### [QUOTED TEXT]
============

This system is LOUD if you rev it up quickly, are climbing a hill, or above 4000 rpm while driving it on the road. Planing on adding a removable baffle into the end of the pipe to quite it down a bit for road use. It adds to somewhere around five to ten HP and also eliminates about 40 pounds of weight due to using no rear pipe, muffler, clamps and hangers. Headers really are not needed as the stock 4 into 2 manifold design is excellent and VCS reports the only four more HP was made using one of its 4-2-1 headers probably at over the 6500 rpm rev limit of this engine.

The system is made up of a larger B20 2" two-into-one front pipe that also fits the '67 B18B manifold, a VP 2" straight thru Sport Muffler with an offset center for more ground clearance, a 2" mandrel bent elbow and a straight length of 2" pipe.

No modification or holes need to be drilled in the floor or frame members for a hanger. Remove one of the four white plugs in the rear right-hand side floor and the necessary hole is available. A short mild steel tab with a hole drilled and tapped in it for a 5/16" fine thread is welded to the front side of the straight length of pipe below the center of the hole in the floor.

============

### [SET EXERCISE]
Answer these from the exhaust text:
1. About how much weight does the system eliminate?
2. What diameter is the mandrel bent elbow?
3. What is removed to provide the hole for the hanger?

### [LISTING]
============

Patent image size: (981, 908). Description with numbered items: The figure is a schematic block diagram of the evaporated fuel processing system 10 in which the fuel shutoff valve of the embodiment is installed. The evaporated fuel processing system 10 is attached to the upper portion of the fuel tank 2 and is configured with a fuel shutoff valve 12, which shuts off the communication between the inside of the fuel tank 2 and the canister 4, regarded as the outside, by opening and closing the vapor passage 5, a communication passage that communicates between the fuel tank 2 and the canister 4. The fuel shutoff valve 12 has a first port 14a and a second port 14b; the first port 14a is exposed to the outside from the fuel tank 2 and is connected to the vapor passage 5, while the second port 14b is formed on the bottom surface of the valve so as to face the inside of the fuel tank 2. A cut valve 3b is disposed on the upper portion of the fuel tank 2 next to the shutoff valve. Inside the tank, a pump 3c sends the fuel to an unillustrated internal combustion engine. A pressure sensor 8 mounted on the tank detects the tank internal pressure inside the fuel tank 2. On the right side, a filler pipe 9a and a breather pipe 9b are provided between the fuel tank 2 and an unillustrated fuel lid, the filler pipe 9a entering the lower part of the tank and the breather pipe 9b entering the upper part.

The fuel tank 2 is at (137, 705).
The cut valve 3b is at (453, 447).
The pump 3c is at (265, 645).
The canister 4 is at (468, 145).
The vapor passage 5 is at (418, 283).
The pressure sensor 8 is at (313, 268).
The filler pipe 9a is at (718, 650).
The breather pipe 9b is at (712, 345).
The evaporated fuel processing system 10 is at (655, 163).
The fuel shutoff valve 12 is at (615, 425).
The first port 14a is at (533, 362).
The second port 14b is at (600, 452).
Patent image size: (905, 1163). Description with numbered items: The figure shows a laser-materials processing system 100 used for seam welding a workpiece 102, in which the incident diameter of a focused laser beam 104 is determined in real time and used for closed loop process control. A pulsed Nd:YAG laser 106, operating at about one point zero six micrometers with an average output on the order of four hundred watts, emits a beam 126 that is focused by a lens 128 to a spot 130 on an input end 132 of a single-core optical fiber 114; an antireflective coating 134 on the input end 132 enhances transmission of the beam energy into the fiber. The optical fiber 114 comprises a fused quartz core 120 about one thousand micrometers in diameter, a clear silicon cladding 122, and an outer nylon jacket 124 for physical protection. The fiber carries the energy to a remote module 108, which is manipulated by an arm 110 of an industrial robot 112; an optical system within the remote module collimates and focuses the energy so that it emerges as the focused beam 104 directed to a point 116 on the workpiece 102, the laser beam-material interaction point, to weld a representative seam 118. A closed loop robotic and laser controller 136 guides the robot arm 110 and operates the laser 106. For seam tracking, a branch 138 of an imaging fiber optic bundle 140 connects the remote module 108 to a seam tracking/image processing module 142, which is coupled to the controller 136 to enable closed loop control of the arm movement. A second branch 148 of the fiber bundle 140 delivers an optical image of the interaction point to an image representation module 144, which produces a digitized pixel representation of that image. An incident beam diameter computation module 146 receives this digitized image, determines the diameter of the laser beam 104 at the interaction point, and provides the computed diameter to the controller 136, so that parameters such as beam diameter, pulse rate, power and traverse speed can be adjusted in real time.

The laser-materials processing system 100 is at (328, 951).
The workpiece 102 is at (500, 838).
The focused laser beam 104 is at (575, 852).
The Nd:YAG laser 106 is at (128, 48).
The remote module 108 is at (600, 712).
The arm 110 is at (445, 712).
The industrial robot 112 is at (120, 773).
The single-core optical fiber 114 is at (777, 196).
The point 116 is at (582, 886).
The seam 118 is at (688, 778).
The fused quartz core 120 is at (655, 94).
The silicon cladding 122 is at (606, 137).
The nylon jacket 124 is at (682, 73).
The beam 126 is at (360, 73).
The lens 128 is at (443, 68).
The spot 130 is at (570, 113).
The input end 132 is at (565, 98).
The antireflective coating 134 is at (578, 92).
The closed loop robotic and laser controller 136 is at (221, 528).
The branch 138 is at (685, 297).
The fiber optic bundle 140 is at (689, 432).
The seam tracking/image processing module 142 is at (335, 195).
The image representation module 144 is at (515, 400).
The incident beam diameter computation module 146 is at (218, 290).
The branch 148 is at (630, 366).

============

### [EXERCISE RESULT]
1. About 40 pounds.
2. 2".
3. One of the four white plugs in the rear right-hand side floor.